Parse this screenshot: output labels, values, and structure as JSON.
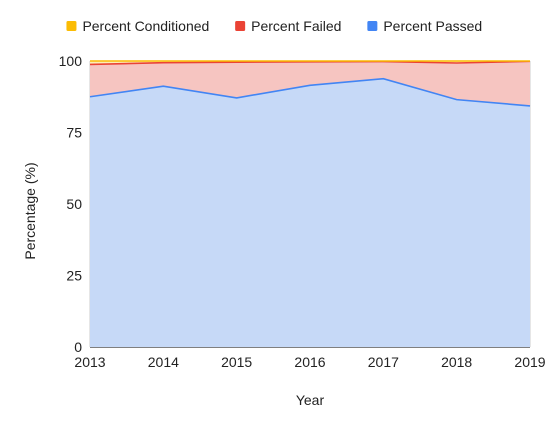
{
  "chart_data": {
    "type": "area",
    "stacked": true,
    "title": "",
    "xlabel": "Year",
    "ylabel": "Percentage (%)",
    "x": [
      "2013",
      "2014",
      "2015",
      "2016",
      "2017",
      "2018",
      "2019"
    ],
    "ylim": [
      0,
      100
    ],
    "yticks": [
      0,
      25,
      50,
      75,
      100
    ],
    "grid": true,
    "legend_position": "top",
    "series": [
      {
        "name": "Percent Passed",
        "color": "#4285f4",
        "fill": "#c6d9f7",
        "values": [
          87.5,
          91.2,
          87.1,
          91.5,
          93.8,
          86.5,
          84.3
        ]
      },
      {
        "name": "Percent Failed",
        "color": "#ea4335",
        "fill": "#f6c5c1",
        "values": [
          11.3,
          8.2,
          12.5,
          8.2,
          6.0,
          12.8,
          15.6
        ]
      },
      {
        "name": "Percent Conditioned",
        "color": "#fbbc04",
        "fill": "#fdeeb6",
        "values": [
          1.2,
          0.6,
          0.4,
          0.3,
          0.2,
          0.7,
          0.1
        ]
      }
    ],
    "legend_order": [
      "Percent Conditioned",
      "Percent Failed",
      "Percent Passed"
    ]
  }
}
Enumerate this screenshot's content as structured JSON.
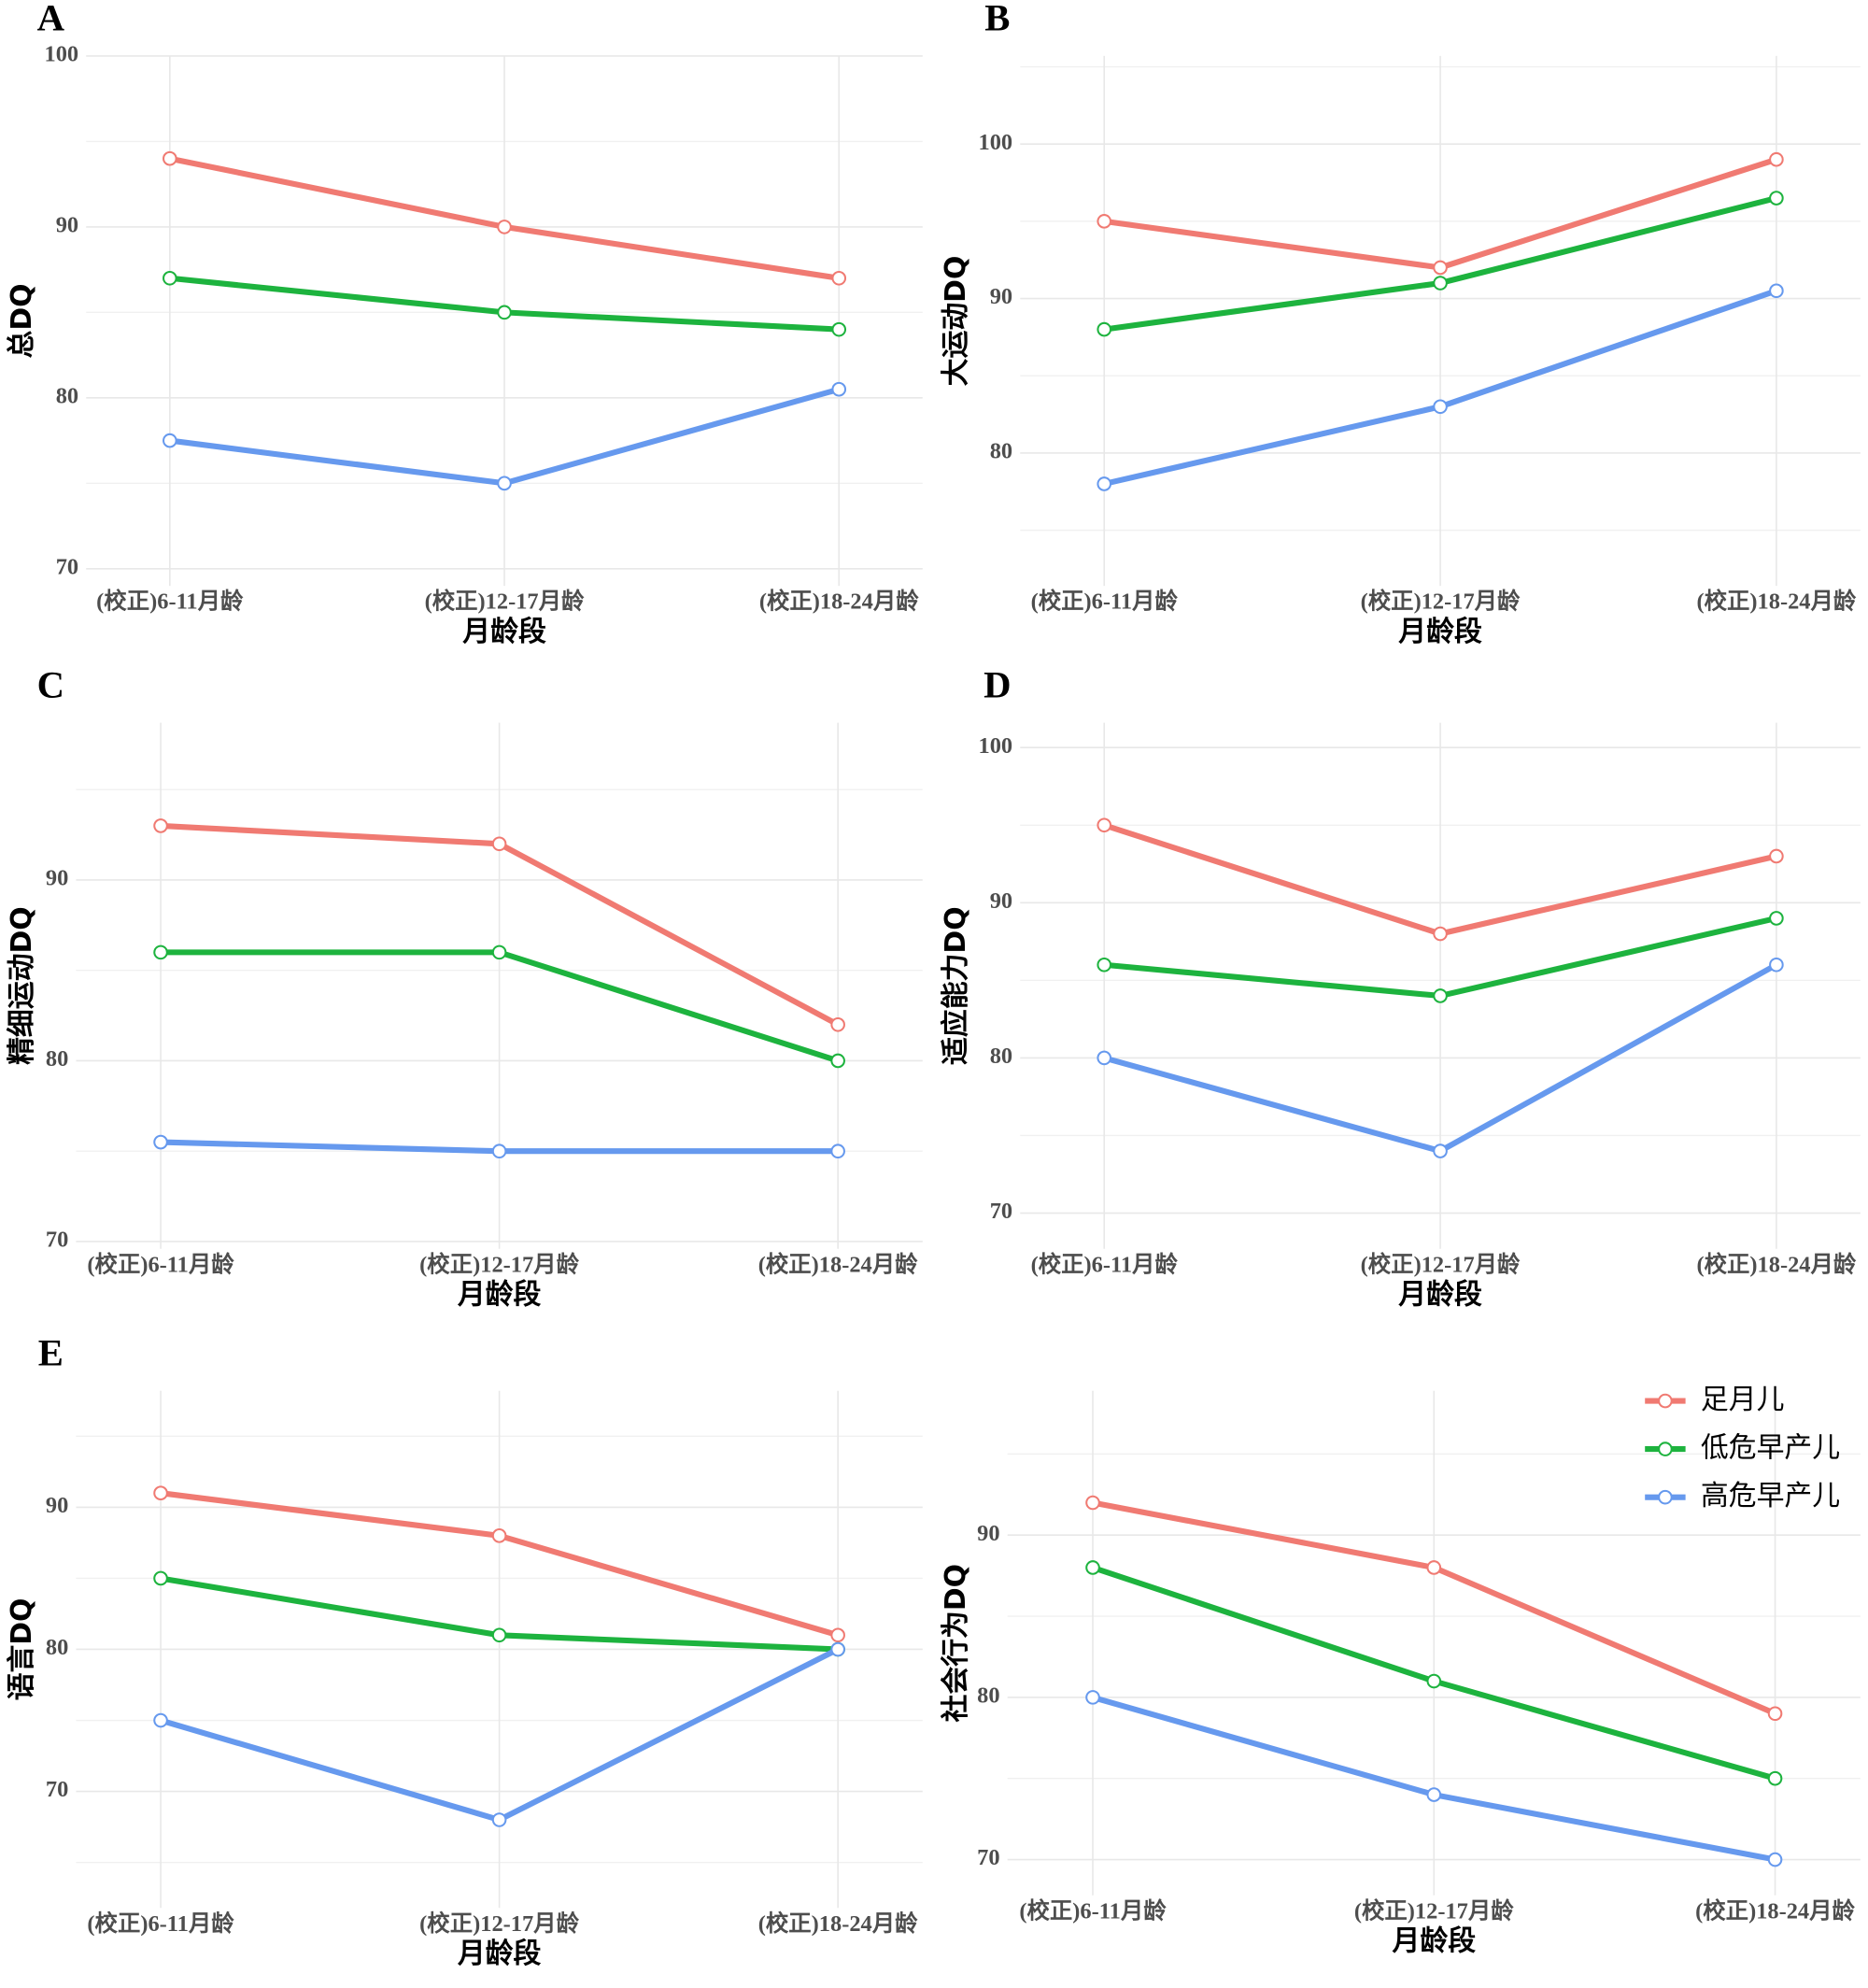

────

Stated task
Leaving all pictures aside, quote each record exactly.

The answer
Parse this screenshot: output labels, values, and structure as JSON.
{
  "chart_data": {
    "type": "area",
    "stacked": true,
    "title": "",
    "xlabel": "Year",
    "ylabel": "Percentage (%)",
    "x": [
      "2013",
      "2014",
      "2015",
      "2016",
      "2017",
      "2018",
      "2019"
    ],
    "ylim": [
      0,
      100
    ],
    "yticks": [
      0,
      25,
      50,
      75,
      100
    ],
    "grid": true,
    "legend_position": "top",
    "series": [
      {
        "name": "Percent Passed",
        "color": "#4285f4",
        "fill": "#c6d9f7",
        "values": [
          87.5,
          91.2,
          87.1,
          91.5,
          93.8,
          86.5,
          84.3
        ]
      },
      {
        "name": "Percent Failed",
        "color": "#ea4335",
        "fill": "#f6c5c1",
        "values": [
          11.3,
          8.2,
          12.5,
          8.2,
          6.0,
          12.8,
          15.6
        ]
      },
      {
        "name": "Percent Conditioned",
        "color": "#fbbc04",
        "fill": "#fdeeb6",
        "values": [
          1.2,
          0.6,
          0.4,
          0.3,
          0.2,
          0.7,
          0.1
        ]
      }
    ],
    "legend_order": [
      "Percent Conditioned",
      "Percent Failed",
      "Percent Passed"
    ]
  }
}
Enumerate this screenshot's content as structured JSON.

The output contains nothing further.